● Short exercise
Identify all lines below that hold "this" and collect them.

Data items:
+---+
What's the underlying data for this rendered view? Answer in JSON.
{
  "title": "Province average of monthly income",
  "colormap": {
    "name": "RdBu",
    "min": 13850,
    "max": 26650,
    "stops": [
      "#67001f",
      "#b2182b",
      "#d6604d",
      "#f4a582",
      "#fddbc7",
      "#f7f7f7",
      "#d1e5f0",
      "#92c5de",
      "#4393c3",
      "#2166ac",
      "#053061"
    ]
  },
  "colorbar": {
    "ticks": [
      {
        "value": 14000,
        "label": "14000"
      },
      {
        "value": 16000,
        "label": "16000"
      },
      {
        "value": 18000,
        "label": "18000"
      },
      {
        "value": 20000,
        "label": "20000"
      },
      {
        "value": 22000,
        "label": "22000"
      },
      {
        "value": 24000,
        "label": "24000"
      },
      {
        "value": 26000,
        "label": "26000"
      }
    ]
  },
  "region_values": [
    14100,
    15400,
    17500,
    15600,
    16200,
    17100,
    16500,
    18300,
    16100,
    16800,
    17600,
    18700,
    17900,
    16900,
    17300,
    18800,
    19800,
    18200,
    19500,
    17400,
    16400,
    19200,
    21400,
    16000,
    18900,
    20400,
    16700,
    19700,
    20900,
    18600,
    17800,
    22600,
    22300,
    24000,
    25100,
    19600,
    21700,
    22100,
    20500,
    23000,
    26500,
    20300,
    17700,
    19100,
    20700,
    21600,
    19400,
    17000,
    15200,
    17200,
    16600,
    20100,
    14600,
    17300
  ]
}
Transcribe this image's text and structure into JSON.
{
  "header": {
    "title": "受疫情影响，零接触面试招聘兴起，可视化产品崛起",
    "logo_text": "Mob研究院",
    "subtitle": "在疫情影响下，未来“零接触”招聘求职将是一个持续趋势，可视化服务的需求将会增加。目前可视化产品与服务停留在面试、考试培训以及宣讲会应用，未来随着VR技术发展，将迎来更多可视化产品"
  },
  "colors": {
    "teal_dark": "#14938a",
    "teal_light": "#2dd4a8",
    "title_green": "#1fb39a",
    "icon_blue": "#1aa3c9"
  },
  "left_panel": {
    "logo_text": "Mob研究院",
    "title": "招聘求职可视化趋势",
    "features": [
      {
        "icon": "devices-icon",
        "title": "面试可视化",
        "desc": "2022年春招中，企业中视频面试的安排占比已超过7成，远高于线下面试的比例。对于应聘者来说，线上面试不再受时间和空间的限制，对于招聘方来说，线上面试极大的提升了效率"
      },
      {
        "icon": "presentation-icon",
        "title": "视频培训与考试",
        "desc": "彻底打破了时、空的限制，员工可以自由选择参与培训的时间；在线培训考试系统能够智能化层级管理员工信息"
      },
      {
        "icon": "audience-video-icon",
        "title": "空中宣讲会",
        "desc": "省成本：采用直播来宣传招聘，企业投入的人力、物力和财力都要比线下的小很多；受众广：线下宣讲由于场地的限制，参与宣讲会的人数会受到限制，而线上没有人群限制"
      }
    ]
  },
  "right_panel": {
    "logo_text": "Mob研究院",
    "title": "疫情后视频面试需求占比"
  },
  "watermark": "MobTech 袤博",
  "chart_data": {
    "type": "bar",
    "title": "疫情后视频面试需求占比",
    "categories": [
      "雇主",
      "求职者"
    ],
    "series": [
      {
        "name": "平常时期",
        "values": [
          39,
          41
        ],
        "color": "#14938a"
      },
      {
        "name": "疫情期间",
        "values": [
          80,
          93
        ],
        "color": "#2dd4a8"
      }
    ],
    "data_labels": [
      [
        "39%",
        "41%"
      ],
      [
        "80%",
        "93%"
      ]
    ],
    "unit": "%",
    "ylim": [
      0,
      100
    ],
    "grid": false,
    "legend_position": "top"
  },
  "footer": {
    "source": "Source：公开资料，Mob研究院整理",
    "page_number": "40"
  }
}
+---+
● Written response
What's the underlying data for this rendered view? Answer in JSON.
Transcribe this image's text and structure into JSON.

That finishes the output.